WHAT YOU SHOULD DO: In the material below, find every line with "美丽乡村行" and pull it out.
══ DATASET EXCERPTS ══
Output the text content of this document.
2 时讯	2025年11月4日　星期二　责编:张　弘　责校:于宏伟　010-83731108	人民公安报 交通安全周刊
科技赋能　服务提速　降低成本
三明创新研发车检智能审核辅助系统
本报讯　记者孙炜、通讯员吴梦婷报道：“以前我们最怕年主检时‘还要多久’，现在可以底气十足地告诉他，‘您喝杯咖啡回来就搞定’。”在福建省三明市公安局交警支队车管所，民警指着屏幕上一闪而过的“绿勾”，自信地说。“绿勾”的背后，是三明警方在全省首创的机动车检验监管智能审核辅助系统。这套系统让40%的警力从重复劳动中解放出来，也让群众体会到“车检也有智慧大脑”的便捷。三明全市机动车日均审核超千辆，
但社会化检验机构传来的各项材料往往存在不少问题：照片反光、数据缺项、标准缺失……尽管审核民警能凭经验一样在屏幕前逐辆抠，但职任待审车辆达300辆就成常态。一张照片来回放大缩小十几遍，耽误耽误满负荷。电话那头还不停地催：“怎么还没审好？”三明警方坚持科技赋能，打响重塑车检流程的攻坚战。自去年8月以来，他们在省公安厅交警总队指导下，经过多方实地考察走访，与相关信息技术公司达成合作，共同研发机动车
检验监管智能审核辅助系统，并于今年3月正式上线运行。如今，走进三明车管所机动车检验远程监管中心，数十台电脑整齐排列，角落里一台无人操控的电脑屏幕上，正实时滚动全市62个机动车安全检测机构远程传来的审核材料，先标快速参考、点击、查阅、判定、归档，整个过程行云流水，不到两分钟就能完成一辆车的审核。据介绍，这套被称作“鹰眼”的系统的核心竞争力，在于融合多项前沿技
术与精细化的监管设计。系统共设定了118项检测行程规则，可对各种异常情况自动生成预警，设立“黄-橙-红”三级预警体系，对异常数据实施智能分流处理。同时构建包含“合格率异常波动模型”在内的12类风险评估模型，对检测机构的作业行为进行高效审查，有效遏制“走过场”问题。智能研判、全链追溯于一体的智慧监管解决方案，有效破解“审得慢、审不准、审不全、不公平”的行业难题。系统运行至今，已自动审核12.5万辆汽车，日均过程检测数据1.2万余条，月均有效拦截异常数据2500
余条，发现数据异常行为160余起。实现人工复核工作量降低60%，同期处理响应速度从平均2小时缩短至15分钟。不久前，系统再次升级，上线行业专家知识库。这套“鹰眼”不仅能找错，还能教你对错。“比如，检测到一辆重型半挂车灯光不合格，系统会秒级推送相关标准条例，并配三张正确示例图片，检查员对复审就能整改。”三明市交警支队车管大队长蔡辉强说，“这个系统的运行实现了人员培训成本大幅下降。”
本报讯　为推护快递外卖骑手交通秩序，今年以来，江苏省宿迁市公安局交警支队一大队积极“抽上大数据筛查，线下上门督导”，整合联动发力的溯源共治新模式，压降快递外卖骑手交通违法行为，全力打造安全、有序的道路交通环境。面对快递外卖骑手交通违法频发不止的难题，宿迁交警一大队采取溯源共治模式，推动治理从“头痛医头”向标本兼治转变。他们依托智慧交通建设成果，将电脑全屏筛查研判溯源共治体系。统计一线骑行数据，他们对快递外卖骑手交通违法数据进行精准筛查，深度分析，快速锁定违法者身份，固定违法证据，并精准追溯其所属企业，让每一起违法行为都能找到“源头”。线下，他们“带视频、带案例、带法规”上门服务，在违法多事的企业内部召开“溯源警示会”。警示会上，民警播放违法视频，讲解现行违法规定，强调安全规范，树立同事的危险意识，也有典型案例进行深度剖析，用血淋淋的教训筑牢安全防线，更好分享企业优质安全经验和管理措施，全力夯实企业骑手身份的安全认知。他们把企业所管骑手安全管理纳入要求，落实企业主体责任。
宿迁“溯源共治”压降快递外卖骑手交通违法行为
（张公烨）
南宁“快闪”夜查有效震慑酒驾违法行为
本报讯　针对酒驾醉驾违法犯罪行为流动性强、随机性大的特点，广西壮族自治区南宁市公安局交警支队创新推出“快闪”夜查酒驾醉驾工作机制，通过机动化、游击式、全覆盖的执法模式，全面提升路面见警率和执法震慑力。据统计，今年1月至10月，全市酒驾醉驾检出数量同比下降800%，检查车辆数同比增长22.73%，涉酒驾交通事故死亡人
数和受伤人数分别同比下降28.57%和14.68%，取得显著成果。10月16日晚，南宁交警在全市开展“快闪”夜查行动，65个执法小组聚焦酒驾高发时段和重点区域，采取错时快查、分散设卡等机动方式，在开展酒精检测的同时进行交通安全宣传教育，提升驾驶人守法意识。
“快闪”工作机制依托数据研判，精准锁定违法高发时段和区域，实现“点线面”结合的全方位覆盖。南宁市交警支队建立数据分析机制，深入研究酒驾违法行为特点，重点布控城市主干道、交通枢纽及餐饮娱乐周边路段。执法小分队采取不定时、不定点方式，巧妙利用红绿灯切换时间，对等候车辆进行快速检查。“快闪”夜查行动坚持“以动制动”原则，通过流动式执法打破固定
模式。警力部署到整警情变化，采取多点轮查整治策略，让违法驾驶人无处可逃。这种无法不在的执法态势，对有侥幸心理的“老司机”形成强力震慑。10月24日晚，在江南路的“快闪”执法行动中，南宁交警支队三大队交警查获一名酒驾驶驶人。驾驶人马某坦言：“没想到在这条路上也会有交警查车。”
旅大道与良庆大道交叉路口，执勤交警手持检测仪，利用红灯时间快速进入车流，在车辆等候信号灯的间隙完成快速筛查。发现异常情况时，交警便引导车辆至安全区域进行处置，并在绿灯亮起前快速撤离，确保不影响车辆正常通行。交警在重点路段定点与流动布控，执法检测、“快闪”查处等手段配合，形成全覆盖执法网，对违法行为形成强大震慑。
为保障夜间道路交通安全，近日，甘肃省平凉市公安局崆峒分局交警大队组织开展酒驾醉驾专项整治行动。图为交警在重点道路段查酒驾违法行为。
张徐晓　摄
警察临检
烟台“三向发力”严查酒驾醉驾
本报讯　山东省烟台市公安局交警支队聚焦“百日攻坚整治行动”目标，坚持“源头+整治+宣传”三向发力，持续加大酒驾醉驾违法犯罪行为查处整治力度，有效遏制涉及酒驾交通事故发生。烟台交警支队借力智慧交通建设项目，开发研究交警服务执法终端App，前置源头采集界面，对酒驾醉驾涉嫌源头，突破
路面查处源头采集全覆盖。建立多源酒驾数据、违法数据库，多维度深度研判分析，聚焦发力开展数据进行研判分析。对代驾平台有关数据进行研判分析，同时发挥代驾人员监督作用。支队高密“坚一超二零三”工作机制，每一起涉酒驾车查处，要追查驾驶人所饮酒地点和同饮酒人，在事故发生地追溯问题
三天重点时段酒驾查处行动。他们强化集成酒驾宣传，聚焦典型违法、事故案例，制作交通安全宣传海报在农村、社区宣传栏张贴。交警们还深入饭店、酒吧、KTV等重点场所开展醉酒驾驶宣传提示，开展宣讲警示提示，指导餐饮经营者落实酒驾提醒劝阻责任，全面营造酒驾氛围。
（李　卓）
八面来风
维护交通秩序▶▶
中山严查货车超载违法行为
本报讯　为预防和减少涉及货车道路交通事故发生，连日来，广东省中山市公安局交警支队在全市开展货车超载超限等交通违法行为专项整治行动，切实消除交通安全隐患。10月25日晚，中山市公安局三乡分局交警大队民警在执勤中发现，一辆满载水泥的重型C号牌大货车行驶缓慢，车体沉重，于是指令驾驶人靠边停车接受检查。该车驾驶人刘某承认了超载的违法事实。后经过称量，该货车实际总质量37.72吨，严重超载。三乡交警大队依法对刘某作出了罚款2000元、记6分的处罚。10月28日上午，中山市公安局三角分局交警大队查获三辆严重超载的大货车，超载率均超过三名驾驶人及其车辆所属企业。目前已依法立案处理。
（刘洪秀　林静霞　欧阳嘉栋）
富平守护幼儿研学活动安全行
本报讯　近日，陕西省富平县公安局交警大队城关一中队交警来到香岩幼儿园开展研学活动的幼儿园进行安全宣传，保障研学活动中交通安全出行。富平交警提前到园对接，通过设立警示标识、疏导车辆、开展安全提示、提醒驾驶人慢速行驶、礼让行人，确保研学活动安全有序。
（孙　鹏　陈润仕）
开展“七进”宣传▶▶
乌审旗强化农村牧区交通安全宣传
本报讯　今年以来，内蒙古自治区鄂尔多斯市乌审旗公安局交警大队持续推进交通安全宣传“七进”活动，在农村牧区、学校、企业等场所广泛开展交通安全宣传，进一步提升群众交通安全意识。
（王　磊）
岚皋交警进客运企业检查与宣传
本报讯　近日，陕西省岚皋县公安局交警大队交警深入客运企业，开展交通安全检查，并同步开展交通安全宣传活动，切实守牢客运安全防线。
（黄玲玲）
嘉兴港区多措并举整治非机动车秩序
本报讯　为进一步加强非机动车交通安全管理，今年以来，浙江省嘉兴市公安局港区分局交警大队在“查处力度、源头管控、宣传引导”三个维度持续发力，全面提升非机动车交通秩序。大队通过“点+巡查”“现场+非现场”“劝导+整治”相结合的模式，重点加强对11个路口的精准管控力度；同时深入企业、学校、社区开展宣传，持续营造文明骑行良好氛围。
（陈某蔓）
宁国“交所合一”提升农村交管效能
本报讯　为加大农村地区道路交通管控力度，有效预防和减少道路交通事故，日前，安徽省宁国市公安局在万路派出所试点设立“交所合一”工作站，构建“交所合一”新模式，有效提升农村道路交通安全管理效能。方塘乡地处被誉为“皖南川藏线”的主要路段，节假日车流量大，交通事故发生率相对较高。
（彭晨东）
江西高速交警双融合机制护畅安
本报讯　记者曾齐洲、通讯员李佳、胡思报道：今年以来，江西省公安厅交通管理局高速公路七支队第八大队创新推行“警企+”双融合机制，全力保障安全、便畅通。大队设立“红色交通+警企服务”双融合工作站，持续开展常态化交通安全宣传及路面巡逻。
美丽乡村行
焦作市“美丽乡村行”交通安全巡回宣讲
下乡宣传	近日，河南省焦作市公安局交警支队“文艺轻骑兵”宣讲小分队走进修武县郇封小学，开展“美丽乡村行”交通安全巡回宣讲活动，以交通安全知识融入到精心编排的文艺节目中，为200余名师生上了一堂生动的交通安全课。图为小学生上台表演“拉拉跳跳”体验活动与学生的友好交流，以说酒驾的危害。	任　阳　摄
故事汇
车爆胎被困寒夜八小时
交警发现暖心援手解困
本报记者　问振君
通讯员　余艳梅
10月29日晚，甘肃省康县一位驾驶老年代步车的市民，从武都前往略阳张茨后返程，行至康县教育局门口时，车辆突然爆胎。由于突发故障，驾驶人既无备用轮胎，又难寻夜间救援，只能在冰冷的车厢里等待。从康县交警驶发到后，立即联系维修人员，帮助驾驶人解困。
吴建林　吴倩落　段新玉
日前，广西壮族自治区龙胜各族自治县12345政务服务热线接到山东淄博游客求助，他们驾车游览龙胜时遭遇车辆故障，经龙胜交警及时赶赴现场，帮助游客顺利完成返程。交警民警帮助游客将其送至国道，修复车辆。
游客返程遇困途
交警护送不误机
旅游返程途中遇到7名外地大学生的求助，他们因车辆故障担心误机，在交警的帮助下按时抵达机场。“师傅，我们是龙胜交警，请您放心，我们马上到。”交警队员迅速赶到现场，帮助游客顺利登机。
═══
COMPLETED EXERCISE:
美丽乡村行
焦作市“美丽乡村行”交通安全巡回宣讲
下乡宣传	近日，河南省焦作市公安局交警支队“文艺轻骑兵”宣讲小分队走进修武县郇封小学，开展“美丽乡村行”交通安全巡回宣讲活动，以交通安全知识融入到精心编排的文艺节目中，为200余名师生上了一堂生动的交通安全课。图为小学生上台表演“拉拉跳跳”体验活动与学生的友好交流，以说酒驾的危害。	任　阳　摄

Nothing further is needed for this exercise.